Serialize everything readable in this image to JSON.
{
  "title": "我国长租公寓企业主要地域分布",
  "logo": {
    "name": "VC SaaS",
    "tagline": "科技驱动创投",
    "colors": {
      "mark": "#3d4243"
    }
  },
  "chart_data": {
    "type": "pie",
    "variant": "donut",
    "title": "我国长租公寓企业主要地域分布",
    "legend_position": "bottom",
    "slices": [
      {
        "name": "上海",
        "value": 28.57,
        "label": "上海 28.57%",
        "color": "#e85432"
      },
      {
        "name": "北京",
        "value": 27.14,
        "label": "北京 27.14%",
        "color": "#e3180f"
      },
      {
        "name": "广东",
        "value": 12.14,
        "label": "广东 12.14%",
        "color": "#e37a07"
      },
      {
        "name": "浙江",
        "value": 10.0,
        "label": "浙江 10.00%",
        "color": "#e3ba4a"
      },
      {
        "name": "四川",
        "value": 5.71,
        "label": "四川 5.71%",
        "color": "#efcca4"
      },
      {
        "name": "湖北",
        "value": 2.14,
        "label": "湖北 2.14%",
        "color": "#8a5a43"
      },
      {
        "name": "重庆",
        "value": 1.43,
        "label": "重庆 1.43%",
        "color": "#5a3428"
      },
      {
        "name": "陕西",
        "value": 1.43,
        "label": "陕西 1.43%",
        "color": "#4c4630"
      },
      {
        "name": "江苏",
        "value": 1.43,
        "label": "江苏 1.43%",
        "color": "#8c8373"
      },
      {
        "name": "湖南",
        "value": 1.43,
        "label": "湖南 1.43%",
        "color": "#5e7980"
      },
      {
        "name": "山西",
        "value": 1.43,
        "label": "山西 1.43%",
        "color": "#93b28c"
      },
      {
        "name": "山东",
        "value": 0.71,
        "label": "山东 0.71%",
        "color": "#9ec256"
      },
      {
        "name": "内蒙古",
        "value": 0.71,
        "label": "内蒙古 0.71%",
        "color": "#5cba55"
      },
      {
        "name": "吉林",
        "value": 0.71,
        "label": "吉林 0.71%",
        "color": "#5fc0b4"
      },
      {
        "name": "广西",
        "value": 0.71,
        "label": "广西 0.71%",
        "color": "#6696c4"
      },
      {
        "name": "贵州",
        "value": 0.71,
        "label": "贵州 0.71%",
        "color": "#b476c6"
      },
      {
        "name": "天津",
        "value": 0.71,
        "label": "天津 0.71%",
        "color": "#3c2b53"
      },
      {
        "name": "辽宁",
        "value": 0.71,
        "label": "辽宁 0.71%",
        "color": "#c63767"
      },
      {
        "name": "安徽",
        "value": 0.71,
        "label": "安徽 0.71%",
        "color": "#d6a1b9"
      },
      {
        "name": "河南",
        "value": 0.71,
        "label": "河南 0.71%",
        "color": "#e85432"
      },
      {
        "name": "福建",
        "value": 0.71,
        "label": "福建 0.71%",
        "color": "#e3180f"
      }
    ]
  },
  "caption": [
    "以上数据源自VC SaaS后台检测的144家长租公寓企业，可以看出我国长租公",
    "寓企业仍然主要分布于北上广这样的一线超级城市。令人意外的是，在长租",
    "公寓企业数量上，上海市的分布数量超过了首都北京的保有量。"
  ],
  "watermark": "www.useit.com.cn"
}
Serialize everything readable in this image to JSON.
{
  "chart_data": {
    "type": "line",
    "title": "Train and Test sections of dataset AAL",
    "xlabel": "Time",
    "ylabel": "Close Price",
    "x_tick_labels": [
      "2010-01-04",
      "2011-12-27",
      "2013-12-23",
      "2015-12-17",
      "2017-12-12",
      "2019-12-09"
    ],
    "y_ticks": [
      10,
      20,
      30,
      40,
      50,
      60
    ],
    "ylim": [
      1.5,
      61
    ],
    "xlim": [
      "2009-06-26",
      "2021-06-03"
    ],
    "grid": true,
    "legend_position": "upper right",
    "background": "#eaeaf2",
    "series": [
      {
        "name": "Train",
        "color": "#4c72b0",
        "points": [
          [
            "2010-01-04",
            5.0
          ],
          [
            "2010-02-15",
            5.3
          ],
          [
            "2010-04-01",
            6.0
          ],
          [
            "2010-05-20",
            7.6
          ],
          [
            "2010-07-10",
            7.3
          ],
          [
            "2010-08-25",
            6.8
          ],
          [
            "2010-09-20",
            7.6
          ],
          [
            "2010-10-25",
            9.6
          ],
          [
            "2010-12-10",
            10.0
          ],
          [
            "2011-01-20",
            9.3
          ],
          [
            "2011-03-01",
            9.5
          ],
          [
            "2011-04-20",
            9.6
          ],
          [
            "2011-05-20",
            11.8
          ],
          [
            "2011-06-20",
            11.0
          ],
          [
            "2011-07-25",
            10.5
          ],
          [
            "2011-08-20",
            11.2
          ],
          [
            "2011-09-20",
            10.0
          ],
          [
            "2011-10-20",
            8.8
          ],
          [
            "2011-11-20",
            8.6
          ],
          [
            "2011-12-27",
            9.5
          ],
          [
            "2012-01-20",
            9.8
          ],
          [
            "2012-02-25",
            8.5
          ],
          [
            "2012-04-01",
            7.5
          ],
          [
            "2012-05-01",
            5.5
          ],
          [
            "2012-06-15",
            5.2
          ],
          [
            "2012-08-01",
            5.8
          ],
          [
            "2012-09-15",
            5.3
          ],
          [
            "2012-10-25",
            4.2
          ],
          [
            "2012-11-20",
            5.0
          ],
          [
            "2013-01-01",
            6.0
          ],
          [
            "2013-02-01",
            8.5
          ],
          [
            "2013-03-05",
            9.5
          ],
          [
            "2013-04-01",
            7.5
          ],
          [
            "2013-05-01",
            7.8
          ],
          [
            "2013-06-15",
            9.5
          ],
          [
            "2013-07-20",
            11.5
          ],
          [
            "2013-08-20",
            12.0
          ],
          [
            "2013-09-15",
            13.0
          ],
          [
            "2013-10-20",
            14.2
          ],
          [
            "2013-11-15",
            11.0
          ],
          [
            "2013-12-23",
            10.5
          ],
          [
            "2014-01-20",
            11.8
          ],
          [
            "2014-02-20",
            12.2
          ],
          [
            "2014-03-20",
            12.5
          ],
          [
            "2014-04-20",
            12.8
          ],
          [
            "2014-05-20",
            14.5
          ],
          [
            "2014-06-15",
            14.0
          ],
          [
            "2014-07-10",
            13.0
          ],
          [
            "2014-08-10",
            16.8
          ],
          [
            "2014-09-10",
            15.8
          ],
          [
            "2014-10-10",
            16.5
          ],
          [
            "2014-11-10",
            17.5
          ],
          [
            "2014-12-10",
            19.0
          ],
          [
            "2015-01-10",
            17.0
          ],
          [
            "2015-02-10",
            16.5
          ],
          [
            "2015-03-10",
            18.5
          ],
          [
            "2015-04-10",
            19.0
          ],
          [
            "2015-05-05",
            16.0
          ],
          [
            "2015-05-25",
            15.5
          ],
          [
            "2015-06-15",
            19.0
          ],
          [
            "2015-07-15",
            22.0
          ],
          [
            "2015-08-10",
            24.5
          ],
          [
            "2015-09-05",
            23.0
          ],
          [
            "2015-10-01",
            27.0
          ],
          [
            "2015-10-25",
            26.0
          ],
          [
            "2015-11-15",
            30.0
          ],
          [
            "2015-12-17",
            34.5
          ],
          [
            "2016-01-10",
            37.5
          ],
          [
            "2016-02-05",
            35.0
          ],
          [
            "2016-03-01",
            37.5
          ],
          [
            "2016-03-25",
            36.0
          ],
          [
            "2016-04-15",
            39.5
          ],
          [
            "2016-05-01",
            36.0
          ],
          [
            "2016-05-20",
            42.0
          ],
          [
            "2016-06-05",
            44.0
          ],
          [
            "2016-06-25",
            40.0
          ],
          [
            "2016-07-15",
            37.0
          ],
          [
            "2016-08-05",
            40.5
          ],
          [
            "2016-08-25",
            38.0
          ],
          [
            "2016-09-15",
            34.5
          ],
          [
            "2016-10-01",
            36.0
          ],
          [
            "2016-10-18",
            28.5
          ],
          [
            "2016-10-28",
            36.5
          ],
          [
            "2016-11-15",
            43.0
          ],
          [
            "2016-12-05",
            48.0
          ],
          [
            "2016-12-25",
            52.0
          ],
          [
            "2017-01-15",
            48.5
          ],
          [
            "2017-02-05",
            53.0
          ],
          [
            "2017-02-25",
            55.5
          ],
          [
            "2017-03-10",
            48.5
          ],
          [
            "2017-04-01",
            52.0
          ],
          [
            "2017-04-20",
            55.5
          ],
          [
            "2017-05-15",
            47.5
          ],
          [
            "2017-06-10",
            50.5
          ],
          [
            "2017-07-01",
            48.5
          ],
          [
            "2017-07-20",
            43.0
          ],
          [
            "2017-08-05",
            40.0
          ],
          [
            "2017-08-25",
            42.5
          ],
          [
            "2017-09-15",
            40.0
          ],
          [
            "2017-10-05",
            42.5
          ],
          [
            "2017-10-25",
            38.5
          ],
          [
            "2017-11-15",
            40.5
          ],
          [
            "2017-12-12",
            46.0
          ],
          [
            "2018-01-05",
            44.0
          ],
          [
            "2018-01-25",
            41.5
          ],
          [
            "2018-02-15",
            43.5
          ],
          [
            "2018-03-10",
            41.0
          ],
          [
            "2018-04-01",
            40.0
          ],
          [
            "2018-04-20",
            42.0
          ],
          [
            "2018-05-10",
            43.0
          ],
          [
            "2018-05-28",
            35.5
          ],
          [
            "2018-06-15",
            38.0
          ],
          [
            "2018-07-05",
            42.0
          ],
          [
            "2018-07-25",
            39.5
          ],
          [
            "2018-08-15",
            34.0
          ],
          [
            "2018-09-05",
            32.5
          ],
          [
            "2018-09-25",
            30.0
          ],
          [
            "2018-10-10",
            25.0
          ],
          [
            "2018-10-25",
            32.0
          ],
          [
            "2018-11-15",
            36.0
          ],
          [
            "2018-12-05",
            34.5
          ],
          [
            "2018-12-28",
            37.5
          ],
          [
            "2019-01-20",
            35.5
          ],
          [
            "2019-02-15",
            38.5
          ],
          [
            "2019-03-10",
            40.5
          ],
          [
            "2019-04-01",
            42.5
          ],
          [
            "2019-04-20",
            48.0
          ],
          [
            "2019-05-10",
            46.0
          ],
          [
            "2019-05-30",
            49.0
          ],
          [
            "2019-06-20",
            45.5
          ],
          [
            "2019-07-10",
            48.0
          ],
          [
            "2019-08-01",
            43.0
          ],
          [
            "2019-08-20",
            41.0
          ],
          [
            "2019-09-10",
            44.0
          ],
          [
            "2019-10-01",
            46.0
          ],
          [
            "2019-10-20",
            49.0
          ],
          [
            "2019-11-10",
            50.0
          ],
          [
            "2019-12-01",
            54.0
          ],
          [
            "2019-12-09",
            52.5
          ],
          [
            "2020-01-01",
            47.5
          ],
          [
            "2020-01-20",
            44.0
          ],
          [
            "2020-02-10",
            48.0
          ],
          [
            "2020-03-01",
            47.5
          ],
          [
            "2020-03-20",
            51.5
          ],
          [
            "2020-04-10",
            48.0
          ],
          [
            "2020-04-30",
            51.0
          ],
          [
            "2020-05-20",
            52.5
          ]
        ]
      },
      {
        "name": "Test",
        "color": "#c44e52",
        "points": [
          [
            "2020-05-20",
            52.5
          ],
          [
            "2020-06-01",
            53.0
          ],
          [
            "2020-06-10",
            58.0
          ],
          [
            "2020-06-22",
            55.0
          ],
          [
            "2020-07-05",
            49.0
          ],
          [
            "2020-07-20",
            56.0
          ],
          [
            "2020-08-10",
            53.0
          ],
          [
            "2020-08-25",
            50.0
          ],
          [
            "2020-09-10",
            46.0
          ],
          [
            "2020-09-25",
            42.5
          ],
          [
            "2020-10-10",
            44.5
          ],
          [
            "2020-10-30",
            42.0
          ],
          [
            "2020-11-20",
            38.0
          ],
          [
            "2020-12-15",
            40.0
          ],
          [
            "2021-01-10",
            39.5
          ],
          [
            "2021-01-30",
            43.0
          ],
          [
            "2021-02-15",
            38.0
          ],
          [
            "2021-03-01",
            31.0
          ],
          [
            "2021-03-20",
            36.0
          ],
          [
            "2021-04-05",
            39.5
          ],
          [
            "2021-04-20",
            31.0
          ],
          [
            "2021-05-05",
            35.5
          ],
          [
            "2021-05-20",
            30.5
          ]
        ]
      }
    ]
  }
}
::::::::::
◆ **Work to be completed**: Scan the records above for the string "我国长租公寓企业主要地域分布", then select every line that holds it.

◆ **Solved exercise**:
  "title": "我国长租公寓企业主要地域分布",
    "title": "我国长租公寓企业主要地域分布",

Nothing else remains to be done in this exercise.